**Part of a data file**
____________________
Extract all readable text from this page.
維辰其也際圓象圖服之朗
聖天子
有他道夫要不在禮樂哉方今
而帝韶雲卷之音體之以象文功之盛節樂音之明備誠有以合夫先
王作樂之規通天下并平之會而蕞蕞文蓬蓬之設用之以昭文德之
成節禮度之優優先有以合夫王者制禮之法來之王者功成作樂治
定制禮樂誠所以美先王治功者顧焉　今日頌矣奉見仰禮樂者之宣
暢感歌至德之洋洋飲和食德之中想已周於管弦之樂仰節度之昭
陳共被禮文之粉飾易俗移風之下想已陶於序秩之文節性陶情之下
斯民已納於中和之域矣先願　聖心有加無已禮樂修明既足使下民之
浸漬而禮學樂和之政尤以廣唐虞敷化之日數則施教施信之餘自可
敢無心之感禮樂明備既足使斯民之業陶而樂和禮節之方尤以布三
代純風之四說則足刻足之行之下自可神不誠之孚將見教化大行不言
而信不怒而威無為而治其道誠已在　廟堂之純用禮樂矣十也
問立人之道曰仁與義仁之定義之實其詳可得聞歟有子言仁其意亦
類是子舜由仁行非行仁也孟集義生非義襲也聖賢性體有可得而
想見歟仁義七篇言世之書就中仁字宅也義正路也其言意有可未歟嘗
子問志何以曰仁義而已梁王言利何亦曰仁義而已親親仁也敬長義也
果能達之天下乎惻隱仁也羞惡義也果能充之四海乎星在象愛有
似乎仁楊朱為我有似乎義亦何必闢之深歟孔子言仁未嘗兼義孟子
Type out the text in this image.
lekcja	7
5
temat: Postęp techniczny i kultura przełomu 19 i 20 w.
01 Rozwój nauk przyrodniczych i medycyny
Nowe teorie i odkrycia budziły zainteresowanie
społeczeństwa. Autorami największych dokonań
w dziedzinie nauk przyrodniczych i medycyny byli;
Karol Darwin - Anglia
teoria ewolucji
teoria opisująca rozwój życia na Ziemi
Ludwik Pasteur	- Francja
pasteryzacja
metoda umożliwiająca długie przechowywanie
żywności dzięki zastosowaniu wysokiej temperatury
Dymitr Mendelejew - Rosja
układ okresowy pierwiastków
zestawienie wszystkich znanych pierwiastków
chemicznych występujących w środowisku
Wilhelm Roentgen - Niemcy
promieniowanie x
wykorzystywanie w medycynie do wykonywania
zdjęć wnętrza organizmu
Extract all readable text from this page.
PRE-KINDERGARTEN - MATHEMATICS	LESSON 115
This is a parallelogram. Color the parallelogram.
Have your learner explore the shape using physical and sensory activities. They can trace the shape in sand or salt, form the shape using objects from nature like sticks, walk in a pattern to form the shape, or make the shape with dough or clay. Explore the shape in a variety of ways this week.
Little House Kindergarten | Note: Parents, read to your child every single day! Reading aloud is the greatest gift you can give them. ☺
____________________
**Prompt**
Repeat the entries above exactly, leaving nothing out.

**Solution to the problem**
Extract all readable text from this page.
維辰其也際圓象圖服之朗
聖天子
有他道夫要不在禮樂哉方今
而帝韶雲卷之音體之以象文功之盛節樂音之明備誠有以合夫先
王作樂之規通天下并平之會而蕞蕞文蓬蓬之設用之以昭文德之
成節禮度之優優先有以合夫王者制禮之法來之王者功成作樂治
定制禮樂誠所以美先王治功者顧焉　今日頌矣奉見仰禮樂者之宣
暢感歌至德之洋洋飲和食德之中想已周於管弦之樂仰節度之昭
陳共被禮文之粉飾易俗移風之下想已陶於序秩之文節性陶情之下
斯民已納於中和之域矣先願　聖心有加無已禮樂修明既足使下民之
浸漬而禮學樂和之政尤以廣唐虞敷化之日數則施教施信之餘自可
敢無心之感禮樂明備既足使斯民之業陶而樂和禮節之方尤以布三
代純風之四說則足刻足之行之下自可神不誠之孚將見教化大行不言
而信不怒而威無為而治其道誠已在　廟堂之純用禮樂矣十也
問立人之道曰仁與義仁之定義之實其詳可得聞歟有子言仁其意亦
類是子舜由仁行非行仁也孟集義生非義襲也聖賢性體有可得而
想見歟仁義七篇言世之書就中仁字宅也義正路也其言意有可未歟嘗
子問志何以曰仁義而已梁王言利何亦曰仁義而已親親仁也敬長義也
果能達之天下乎惻隱仁也羞惡義也果能充之四海乎星在象愛有
似乎仁楊朱為我有似乎義亦何必闢之深歟孔子言仁未嘗兼義孟子
Type out the text in this image.
lekcja	7
5
temat: Postęp techniczny i kultura przełomu 19 i 20 w.
01 Rozwój nauk przyrodniczych i medycyny
Nowe teorie i odkrycia budziły zainteresowanie
społeczeństwa. Autorami największych dokonań
w dziedzinie nauk przyrodniczych i medycyny byli;
Karol Darwin - Anglia
teoria ewolucji
teoria opisująca rozwój życia na Ziemi
Ludwik Pasteur	- Francja
pasteryzacja
metoda umożliwiająca długie przechowywanie
żywności dzięki zastosowaniu wysokiej temperatury
Dymitr Mendelejew - Rosja
układ okresowy pierwiastków
zestawienie wszystkich znanych pierwiastków
chemicznych występujących w środowisku
Wilhelm Roentgen - Niemcy
promieniowanie x
wykorzystywanie w medycynie do wykonywania
zdjęć wnętrza organizmu
Extract all readable text from this page.
PRE-KINDERGARTEN - MATHEMATICS	LESSON 115
This is a parallelogram. Color the parallelogram.
Have your learner explore the shape using physical and sensory activities. They can trace the shape in sand or salt, form the shape using objects from nature like sticks, walk in a pattern to form the shape, or make the shape with dough or clay. Explore the shape in a variety of ways this week.
Little House Kindergarten | Note: Parents, read to your child every single day! Reading aloud is the greatest gift you can give them. ☺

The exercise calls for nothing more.